[Spatial layout entries]
++++

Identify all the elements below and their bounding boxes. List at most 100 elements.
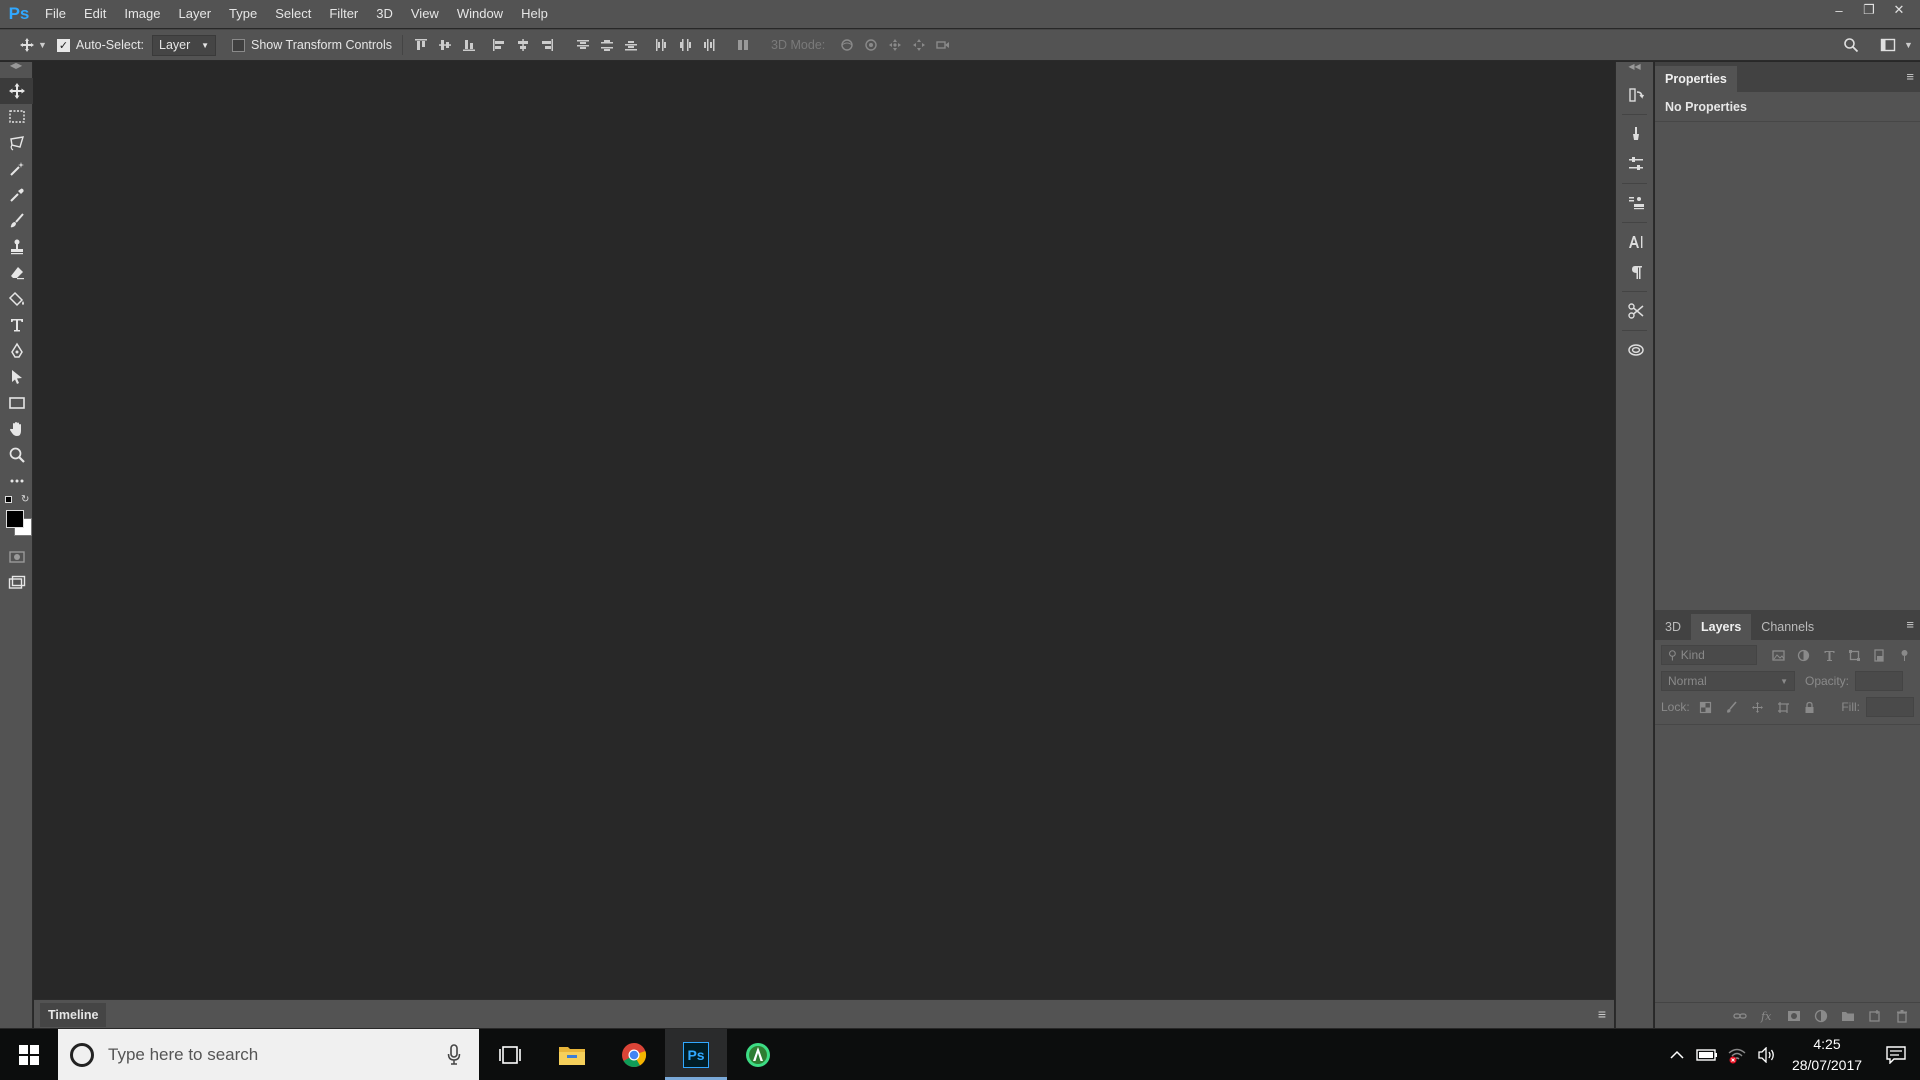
distribute-bottom-edges-icon[interactable] bbox=[619, 34, 643, 56]
lock-transparent-pixels-icon[interactable] bbox=[1696, 697, 1716, 717]
lasso-tool-icon[interactable] bbox=[0, 130, 33, 156]
microphone-icon[interactable] bbox=[447, 1044, 461, 1066]
menu-window[interactable]: Window bbox=[448, 0, 512, 28]
task-view-button[interactable] bbox=[479, 1029, 541, 1080]
filter-smart-objects-icon[interactable] bbox=[1870, 645, 1889, 665]
new-group-folder-icon[interactable] bbox=[1838, 1006, 1858, 1026]
hand-tool-icon[interactable] bbox=[0, 416, 33, 442]
chrome-button[interactable] bbox=[603, 1029, 665, 1080]
layer-filter-dropdown[interactable]: ⚲ Kind bbox=[1661, 645, 1758, 665]
menu-file[interactable]: File bbox=[36, 0, 75, 28]
brush-settings-panel-icon[interactable] bbox=[1616, 119, 1655, 149]
align-right-edges-icon[interactable] bbox=[535, 34, 559, 56]
filter-shape-layers-icon[interactable] bbox=[1845, 645, 1864, 665]
link-layers-icon[interactable] bbox=[1730, 1006, 1750, 1026]
distribute-left-edges-icon[interactable] bbox=[649, 34, 673, 56]
panel-menu-icon[interactable]: ≡ bbox=[1598, 1006, 1606, 1022]
network-disconnected-icon[interactable] bbox=[1722, 1029, 1752, 1080]
menu-layer[interactable]: Layer bbox=[170, 0, 221, 28]
menu-help[interactable]: Help bbox=[512, 0, 557, 28]
path-selection-tool-icon[interactable] bbox=[0, 364, 33, 390]
layer-style-fx-icon[interactable]: fx bbox=[1757, 1006, 1777, 1026]
menu-filter[interactable]: Filter bbox=[320, 0, 367, 28]
lock-position-icon[interactable] bbox=[1748, 697, 1768, 717]
3d-scale-icon[interactable] bbox=[931, 34, 955, 56]
android-studio-button[interactable] bbox=[727, 1029, 789, 1080]
paint-bucket-tool-icon[interactable] bbox=[0, 286, 33, 312]
menu-3d[interactable]: 3D bbox=[367, 0, 402, 28]
workspace-switcher-icon[interactable] bbox=[1877, 34, 1899, 56]
clone-source-panel-icon[interactable] bbox=[1616, 188, 1655, 218]
foreground-color-swatch[interactable] bbox=[6, 510, 24, 528]
panel-menu-icon[interactable]: ≡ bbox=[1906, 69, 1914, 84]
tab-3d[interactable]: 3D bbox=[1655, 614, 1691, 640]
taskbar-search-box[interactable]: Type here to search bbox=[58, 1029, 479, 1080]
search-icon[interactable] bbox=[1840, 34, 1862, 56]
align-top-edges-icon[interactable] bbox=[409, 34, 433, 56]
align-vertical-centers-icon[interactable] bbox=[433, 34, 457, 56]
align-bottom-edges-icon[interactable] bbox=[457, 34, 481, 56]
menu-view[interactable]: View bbox=[402, 0, 448, 28]
timeline-tab[interactable]: Timeline bbox=[40, 1003, 107, 1027]
filter-pixel-layers-icon[interactable] bbox=[1769, 645, 1788, 665]
auto-select-target-dropdown[interactable]: Layer ▼ bbox=[152, 34, 217, 56]
more-tools-icon[interactable] bbox=[0, 468, 33, 494]
3d-slide-icon[interactable] bbox=[907, 34, 931, 56]
filter-adjustment-layers-icon[interactable] bbox=[1794, 645, 1813, 665]
distribute-top-edges-icon[interactable] bbox=[571, 34, 595, 56]
screen-mode-icon[interactable] bbox=[0, 570, 33, 596]
3d-orbit-icon[interactable] bbox=[835, 34, 859, 56]
auto-align-layers-icon[interactable] bbox=[731, 34, 755, 56]
brush-tool-icon[interactable] bbox=[0, 208, 33, 234]
align-left-edges-icon[interactable] bbox=[487, 34, 511, 56]
new-layer-icon[interactable] bbox=[1865, 1006, 1885, 1026]
menu-type[interactable]: Type bbox=[220, 0, 266, 28]
show-hidden-icons-chevron-up-icon[interactable] bbox=[1662, 1029, 1692, 1080]
move-tool-preset-icon[interactable] bbox=[16, 34, 38, 56]
photoshop-taskbar-button[interactable]: Ps bbox=[665, 1029, 727, 1080]
align-horizontal-centers-icon[interactable] bbox=[511, 34, 535, 56]
pen-tool-icon[interactable] bbox=[0, 338, 33, 364]
character-panel-icon[interactable] bbox=[1616, 227, 1655, 257]
zoom-tool-icon[interactable] bbox=[0, 442, 33, 468]
menu-image[interactable]: Image bbox=[115, 0, 169, 28]
restore-button[interactable]: ❐ bbox=[1854, 0, 1884, 20]
tab-properties[interactable]: Properties bbox=[1655, 66, 1737, 92]
tab-layers[interactable]: Layers bbox=[1690, 614, 1752, 640]
battery-icon[interactable] bbox=[1692, 1029, 1722, 1080]
workspace-chevron-down-icon[interactable]: ▼ bbox=[1904, 40, 1913, 50]
volume-icon[interactable] bbox=[1752, 1029, 1782, 1080]
swap-colors-icon[interactable]: ↻ bbox=[21, 494, 29, 505]
tool-presets-panel-icon[interactable] bbox=[1616, 296, 1655, 326]
eyedropper-tool-icon[interactable] bbox=[0, 182, 33, 208]
close-button[interactable]: ✕ bbox=[1884, 0, 1914, 20]
file-explorer-button[interactable] bbox=[541, 1029, 603, 1080]
action-center-button[interactable] bbox=[1872, 1045, 1920, 1064]
distribute-right-edges-icon[interactable] bbox=[697, 34, 721, 56]
paragraph-panel-icon[interactable] bbox=[1616, 257, 1655, 287]
menu-select[interactable]: Select bbox=[266, 0, 320, 28]
type-tool-icon[interactable] bbox=[0, 312, 33, 338]
lock-image-pixels-icon[interactable] bbox=[1722, 697, 1742, 717]
toolbar-collapse-grip[interactable]: ◀▶ bbox=[0, 62, 32, 72]
lock-all-icon[interactable] bbox=[1800, 697, 1820, 717]
libraries-panel-icon[interactable] bbox=[1616, 335, 1655, 365]
menu-edit[interactable]: Edit bbox=[75, 0, 115, 28]
strip-collapse-grip[interactable]: ◀◀ bbox=[1616, 62, 1653, 76]
auto-select-checkbox[interactable]: ✓ bbox=[56, 38, 70, 52]
filter-toggle-icon[interactable] bbox=[1895, 645, 1914, 665]
3d-roll-icon[interactable] bbox=[859, 34, 883, 56]
delete-layer-trash-icon[interactable] bbox=[1892, 1006, 1912, 1026]
opacity-field[interactable] bbox=[1855, 671, 1904, 691]
taskbar-clock[interactable]: 4:25 28/07/2017 bbox=[1782, 1034, 1872, 1076]
fill-field[interactable] bbox=[1866, 697, 1914, 717]
preset-chevron-down-icon[interactable]: ▼ bbox=[38, 40, 47, 50]
minimize-button[interactable]: – bbox=[1824, 0, 1854, 20]
3d-pan-icon[interactable] bbox=[883, 34, 907, 56]
distribute-horizontal-centers-icon[interactable] bbox=[673, 34, 697, 56]
blend-mode-dropdown[interactable]: Normal ▼ bbox=[1661, 671, 1795, 691]
default-colors-icon[interactable] bbox=[5, 496, 12, 503]
windows-start-button[interactable] bbox=[0, 1029, 58, 1080]
clone-stamp-tool-icon[interactable] bbox=[0, 234, 33, 260]
history-panel-icon[interactable] bbox=[1616, 80, 1655, 110]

++++

- [TASK GOAL]:
Print each of the items above verbatim, omitting the pictures.

- [TASK RESULT]:
Identify all the elements below and their bounding boxes. List at most 100 elements.
distribute-bottom-edges-icon[interactable] bbox=[619, 34, 643, 56]
lock-transparent-pixels-icon[interactable] bbox=[1696, 697, 1716, 717]
lasso-tool-icon[interactable] bbox=[0, 130, 33, 156]
microphone-icon[interactable] bbox=[447, 1044, 461, 1066]
menu-window[interactable]: Window bbox=[448, 0, 512, 28]
task-view-button[interactable] bbox=[479, 1029, 541, 1080]
filter-smart-objects-icon[interactable] bbox=[1870, 645, 1889, 665]
new-group-folder-icon[interactable] bbox=[1838, 1006, 1858, 1026]
hand-tool-icon[interactable] bbox=[0, 416, 33, 442]
chrome-button[interactable] bbox=[603, 1029, 665, 1080]
layer-filter-dropdown[interactable]: ⚲ Kind bbox=[1661, 645, 1758, 665]
menu-file[interactable]: File bbox=[36, 0, 75, 28]
brush-settings-panel-icon[interactable] bbox=[1616, 119, 1655, 149]
align-right-edges-icon[interactable] bbox=[535, 34, 559, 56]
filter-shape-layers-icon[interactable] bbox=[1845, 645, 1864, 665]
link-layers-icon[interactable] bbox=[1730, 1006, 1750, 1026]
distribute-left-edges-icon[interactable] bbox=[649, 34, 673, 56]
panel-menu-icon[interactable]: ≡ bbox=[1598, 1006, 1606, 1022]
network-disconnected-icon[interactable] bbox=[1722, 1029, 1752, 1080]
menu-layer[interactable]: Layer bbox=[170, 0, 221, 28]
menu-help[interactable]: Help bbox=[512, 0, 557, 28]
path-selection-tool-icon[interactable] bbox=[0, 364, 33, 390]
layer-style-fx-icon[interactable]: fx bbox=[1757, 1006, 1777, 1026]
menu-filter[interactable]: Filter bbox=[320, 0, 367, 28]
lock-position-icon[interactable] bbox=[1748, 697, 1768, 717]
3d-scale-icon[interactable] bbox=[931, 34, 955, 56]
android-studio-button[interactable] bbox=[727, 1029, 789, 1080]
paint-bucket-tool-icon[interactable] bbox=[0, 286, 33, 312]
menu-3d[interactable]: 3D bbox=[367, 0, 402, 28]
workspace-switcher-icon[interactable] bbox=[1877, 34, 1899, 56]
clone-source-panel-icon[interactable] bbox=[1616, 188, 1655, 218]
foreground-color-swatch[interactable] bbox=[6, 510, 24, 528]
panel-menu-icon[interactable]: ≡ bbox=[1906, 69, 1914, 84]
tab-3d[interactable]: 3D bbox=[1655, 614, 1691, 640]
taskbar-search-box[interactable]: Type here to search bbox=[58, 1029, 479, 1080]
search-icon[interactable] bbox=[1840, 34, 1862, 56]
align-top-edges-icon[interactable] bbox=[409, 34, 433, 56]
align-vertical-centers-icon[interactable] bbox=[433, 34, 457, 56]
align-bottom-edges-icon[interactable] bbox=[457, 34, 481, 56]
menu-view[interactable]: View bbox=[402, 0, 448, 28]
timeline-tab[interactable]: Timeline bbox=[40, 1003, 107, 1027]
filter-pixel-layers-icon[interactable] bbox=[1769, 645, 1788, 665]
auto-select-target-dropdown[interactable]: Layer ▼ bbox=[152, 34, 217, 56]
more-tools-icon[interactable] bbox=[0, 468, 33, 494]
3d-slide-icon[interactable] bbox=[907, 34, 931, 56]
filter-adjustment-layers-icon[interactable] bbox=[1794, 645, 1813, 665]
distribute-top-edges-icon[interactable] bbox=[571, 34, 595, 56]
screen-mode-icon[interactable] bbox=[0, 570, 33, 596]
3d-orbit-icon[interactable] bbox=[835, 34, 859, 56]
auto-align-layers-icon[interactable] bbox=[731, 34, 755, 56]
brush-tool-icon[interactable] bbox=[0, 208, 33, 234]
align-left-edges-icon[interactable] bbox=[487, 34, 511, 56]
new-layer-icon[interactable] bbox=[1865, 1006, 1885, 1026]
menu-type[interactable]: Type bbox=[220, 0, 266, 28]
show-hidden-icons-chevron-up-icon[interactable] bbox=[1662, 1029, 1692, 1080]
move-tool-preset-icon[interactable] bbox=[16, 34, 38, 56]
photoshop-taskbar-button[interactable]: Ps bbox=[665, 1029, 727, 1080]
align-horizontal-centers-icon[interactable] bbox=[511, 34, 535, 56]
pen-tool-icon[interactable] bbox=[0, 338, 33, 364]
character-panel-icon[interactable] bbox=[1616, 227, 1655, 257]
zoom-tool-icon[interactable] bbox=[0, 442, 33, 468]
menu-image[interactable]: Image bbox=[115, 0, 169, 28]
restore-button[interactable]: ❐ bbox=[1854, 0, 1884, 20]
tab-properties[interactable]: Properties bbox=[1655, 66, 1737, 92]
tab-layers[interactable]: Layers bbox=[1690, 614, 1752, 640]
battery-icon[interactable] bbox=[1692, 1029, 1722, 1080]
workspace-chevron-down-icon[interactable]: ▼ bbox=[1904, 40, 1913, 50]
volume-icon[interactable] bbox=[1752, 1029, 1782, 1080]
swap-colors-icon[interactable]: ↻ bbox=[21, 494, 29, 505]
tool-presets-panel-icon[interactable] bbox=[1616, 296, 1655, 326]
eyedropper-tool-icon[interactable] bbox=[0, 182, 33, 208]
close-button[interactable]: ✕ bbox=[1884, 0, 1914, 20]
file-explorer-button[interactable] bbox=[541, 1029, 603, 1080]
action-center-button[interactable] bbox=[1872, 1045, 1920, 1064]
distribute-right-edges-icon[interactable] bbox=[697, 34, 721, 56]
paragraph-panel-icon[interactable] bbox=[1616, 257, 1655, 287]
menu-select[interactable]: Select bbox=[266, 0, 320, 28]
type-tool-icon[interactable] bbox=[0, 312, 33, 338]
lock-image-pixels-icon[interactable] bbox=[1722, 697, 1742, 717]
toolbar-collapse-grip[interactable]: ◀▶ bbox=[0, 62, 32, 72]
lock-all-icon[interactable] bbox=[1800, 697, 1820, 717]
libraries-panel-icon[interactable] bbox=[1616, 335, 1655, 365]
menu-edit[interactable]: Edit bbox=[75, 0, 115, 28]
strip-collapse-grip[interactable]: ◀◀ bbox=[1616, 62, 1653, 76]
auto-select-checkbox[interactable]: ✓ bbox=[56, 38, 70, 52]
filter-toggle-icon[interactable] bbox=[1895, 645, 1914, 665]
3d-roll-icon[interactable] bbox=[859, 34, 883, 56]
delete-layer-trash-icon[interactable] bbox=[1892, 1006, 1912, 1026]
opacity-field[interactable] bbox=[1855, 671, 1904, 691]
taskbar-clock[interactable]: 4:25 28/07/2017 bbox=[1782, 1034, 1872, 1076]
fill-field[interactable] bbox=[1866, 697, 1914, 717]
preset-chevron-down-icon[interactable]: ▼ bbox=[38, 40, 47, 50]
minimize-button[interactable]: – bbox=[1824, 0, 1854, 20]
3d-pan-icon[interactable] bbox=[883, 34, 907, 56]
distribute-horizontal-centers-icon[interactable] bbox=[673, 34, 697, 56]
blend-mode-dropdown[interactable]: Normal ▼ bbox=[1661, 671, 1795, 691]
default-colors-icon[interactable] bbox=[5, 496, 12, 503]
windows-start-button[interactable] bbox=[0, 1029, 58, 1080]
clone-stamp-tool-icon[interactable] bbox=[0, 234, 33, 260]
history-panel-icon[interactable] bbox=[1616, 80, 1655, 110]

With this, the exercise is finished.